> [REQUIRED WORK] Work out how many lines of the listing hold the string "Policy", then answer with that number and nothing else.

> [Items from a dataset]
:::

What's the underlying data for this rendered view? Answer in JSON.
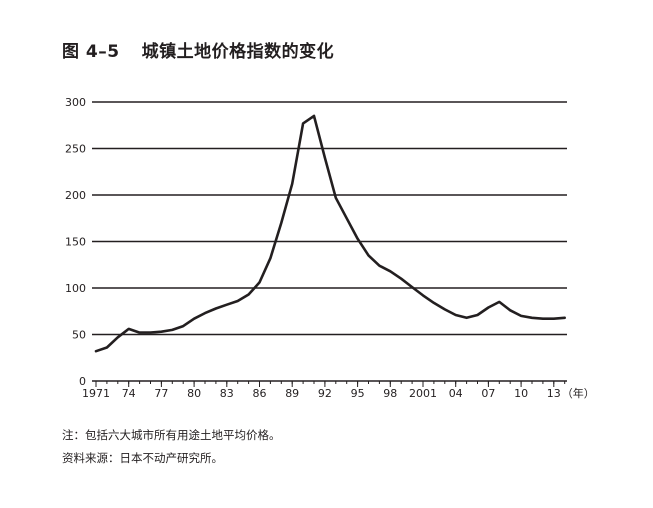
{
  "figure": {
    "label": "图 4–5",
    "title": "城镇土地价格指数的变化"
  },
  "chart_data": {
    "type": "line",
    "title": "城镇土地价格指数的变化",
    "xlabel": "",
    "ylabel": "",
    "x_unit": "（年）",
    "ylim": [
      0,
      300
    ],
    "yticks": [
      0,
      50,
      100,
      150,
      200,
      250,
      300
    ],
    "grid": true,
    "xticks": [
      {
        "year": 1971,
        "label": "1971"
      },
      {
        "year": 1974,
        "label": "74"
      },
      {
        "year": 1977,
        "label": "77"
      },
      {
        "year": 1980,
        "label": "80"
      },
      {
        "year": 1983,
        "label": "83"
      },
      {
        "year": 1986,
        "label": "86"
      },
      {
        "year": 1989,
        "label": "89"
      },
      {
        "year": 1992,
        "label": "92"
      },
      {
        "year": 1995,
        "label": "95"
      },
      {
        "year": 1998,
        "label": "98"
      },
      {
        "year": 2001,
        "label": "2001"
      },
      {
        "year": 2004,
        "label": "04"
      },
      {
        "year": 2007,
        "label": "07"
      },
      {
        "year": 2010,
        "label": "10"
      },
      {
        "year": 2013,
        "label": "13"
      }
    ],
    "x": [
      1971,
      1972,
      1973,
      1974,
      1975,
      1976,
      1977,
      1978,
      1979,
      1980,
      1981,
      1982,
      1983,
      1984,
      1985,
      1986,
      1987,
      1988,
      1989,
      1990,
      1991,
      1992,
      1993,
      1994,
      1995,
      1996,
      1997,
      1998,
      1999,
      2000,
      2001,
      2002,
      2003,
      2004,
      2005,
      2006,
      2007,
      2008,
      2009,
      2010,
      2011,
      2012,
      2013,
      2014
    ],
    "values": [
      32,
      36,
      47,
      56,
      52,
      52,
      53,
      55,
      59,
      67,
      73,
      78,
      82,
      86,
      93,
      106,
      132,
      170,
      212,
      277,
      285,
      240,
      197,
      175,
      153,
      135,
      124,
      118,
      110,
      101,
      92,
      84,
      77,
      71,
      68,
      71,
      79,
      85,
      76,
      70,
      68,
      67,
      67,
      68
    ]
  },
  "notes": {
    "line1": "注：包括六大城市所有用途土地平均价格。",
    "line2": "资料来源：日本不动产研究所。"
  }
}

:::

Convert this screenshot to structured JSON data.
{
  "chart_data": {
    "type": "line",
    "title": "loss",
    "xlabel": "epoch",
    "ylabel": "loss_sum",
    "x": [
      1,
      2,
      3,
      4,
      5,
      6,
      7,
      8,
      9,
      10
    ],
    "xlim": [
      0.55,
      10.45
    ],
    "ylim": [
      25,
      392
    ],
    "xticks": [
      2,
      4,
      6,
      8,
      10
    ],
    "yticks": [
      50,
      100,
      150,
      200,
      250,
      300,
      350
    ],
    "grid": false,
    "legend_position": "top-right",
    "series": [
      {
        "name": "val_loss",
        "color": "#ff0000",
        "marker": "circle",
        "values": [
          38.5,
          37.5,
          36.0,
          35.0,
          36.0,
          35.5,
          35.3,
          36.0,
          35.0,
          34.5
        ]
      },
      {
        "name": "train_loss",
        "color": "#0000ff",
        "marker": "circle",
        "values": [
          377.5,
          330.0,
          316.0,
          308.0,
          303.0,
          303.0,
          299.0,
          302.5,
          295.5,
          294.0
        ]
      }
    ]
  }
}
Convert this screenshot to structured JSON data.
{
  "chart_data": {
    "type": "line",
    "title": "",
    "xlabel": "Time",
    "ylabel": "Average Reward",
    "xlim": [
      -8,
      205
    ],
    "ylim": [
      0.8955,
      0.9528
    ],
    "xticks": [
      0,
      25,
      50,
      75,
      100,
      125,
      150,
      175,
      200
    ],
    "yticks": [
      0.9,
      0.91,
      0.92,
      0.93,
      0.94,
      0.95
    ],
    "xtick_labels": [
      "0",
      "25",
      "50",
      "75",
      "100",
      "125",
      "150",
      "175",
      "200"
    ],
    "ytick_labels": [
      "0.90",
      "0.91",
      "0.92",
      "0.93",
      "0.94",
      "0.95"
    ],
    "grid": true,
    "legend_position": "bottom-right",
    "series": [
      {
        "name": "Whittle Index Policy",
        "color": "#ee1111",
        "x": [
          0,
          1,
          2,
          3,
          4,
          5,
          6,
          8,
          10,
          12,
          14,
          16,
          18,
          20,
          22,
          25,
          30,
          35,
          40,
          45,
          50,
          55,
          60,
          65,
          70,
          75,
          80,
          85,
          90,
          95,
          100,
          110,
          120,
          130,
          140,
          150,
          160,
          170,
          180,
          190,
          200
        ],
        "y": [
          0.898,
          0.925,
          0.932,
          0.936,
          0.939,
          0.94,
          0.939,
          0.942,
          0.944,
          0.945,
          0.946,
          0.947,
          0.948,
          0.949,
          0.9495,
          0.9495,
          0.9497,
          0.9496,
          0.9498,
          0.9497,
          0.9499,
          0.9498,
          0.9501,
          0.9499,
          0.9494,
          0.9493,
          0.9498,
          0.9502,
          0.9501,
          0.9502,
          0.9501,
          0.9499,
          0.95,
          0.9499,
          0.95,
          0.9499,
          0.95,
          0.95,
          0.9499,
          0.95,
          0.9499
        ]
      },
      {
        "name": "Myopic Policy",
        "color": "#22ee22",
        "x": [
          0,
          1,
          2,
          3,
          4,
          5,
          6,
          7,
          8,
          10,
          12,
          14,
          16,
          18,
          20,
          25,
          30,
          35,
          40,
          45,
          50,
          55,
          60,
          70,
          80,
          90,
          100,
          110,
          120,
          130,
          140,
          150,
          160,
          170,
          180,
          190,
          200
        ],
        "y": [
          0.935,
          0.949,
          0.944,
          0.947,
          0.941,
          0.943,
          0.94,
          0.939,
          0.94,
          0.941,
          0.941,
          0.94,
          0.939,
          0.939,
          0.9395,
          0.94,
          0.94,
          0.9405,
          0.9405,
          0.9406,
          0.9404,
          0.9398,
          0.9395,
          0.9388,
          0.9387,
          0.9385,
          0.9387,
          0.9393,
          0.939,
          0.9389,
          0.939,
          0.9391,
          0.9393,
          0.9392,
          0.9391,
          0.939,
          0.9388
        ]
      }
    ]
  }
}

:::

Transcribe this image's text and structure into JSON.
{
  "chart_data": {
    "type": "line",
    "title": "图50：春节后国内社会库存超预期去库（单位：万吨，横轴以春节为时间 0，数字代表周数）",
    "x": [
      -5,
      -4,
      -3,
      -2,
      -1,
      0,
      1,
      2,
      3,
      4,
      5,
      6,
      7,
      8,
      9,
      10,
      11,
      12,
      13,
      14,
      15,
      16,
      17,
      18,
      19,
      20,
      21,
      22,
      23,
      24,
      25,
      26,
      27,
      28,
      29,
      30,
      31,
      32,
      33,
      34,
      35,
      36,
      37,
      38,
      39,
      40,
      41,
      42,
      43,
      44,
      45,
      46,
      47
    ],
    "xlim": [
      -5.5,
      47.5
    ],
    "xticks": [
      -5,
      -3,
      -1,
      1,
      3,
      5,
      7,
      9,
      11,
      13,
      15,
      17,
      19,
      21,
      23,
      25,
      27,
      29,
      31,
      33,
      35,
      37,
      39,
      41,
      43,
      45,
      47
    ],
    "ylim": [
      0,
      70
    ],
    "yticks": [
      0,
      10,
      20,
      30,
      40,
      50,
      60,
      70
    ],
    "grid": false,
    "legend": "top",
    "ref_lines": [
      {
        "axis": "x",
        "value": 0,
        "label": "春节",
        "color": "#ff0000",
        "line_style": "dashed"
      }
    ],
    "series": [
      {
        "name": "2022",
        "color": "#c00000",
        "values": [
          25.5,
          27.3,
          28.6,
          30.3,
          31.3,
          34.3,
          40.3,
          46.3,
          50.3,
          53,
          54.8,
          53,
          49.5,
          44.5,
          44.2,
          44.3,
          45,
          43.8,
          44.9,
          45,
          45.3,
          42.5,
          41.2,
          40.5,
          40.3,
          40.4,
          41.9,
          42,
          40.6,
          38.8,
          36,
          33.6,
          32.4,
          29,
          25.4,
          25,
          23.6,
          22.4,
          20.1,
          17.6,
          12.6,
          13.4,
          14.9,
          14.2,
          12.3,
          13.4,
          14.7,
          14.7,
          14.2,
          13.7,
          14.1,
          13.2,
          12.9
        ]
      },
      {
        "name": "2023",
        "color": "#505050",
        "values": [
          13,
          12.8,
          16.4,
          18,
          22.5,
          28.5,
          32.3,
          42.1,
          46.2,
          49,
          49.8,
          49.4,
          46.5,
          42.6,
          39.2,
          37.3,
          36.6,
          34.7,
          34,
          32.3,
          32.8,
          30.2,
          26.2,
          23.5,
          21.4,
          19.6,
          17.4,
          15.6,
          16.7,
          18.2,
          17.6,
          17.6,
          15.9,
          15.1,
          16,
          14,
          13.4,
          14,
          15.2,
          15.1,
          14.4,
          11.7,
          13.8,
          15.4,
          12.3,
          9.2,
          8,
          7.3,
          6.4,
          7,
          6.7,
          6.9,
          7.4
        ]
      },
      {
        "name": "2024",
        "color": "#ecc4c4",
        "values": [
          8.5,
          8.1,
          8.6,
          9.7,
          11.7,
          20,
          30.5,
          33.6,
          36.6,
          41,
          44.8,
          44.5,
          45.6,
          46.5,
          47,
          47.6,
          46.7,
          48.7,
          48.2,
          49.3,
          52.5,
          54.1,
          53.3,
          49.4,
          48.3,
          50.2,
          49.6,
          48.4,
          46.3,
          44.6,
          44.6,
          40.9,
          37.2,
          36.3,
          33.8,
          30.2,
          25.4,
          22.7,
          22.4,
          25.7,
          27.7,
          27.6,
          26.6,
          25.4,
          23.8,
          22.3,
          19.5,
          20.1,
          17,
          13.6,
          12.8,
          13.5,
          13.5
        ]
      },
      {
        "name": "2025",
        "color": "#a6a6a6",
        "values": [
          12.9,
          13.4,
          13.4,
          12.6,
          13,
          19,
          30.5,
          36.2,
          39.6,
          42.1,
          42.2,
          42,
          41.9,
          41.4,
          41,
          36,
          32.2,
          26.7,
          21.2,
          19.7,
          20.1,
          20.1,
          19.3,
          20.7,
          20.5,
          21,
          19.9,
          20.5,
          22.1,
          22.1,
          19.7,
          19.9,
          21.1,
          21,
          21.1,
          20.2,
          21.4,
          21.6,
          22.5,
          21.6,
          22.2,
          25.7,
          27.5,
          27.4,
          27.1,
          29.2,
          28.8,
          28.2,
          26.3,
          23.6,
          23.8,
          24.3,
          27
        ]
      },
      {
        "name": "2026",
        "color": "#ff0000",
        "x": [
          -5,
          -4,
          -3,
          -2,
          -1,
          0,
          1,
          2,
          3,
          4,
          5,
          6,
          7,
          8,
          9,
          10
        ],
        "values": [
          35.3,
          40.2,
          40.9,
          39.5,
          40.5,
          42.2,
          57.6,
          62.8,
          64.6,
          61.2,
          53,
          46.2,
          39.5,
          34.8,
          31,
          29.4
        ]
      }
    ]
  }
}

:::

> [OUTPUT BELOW] 2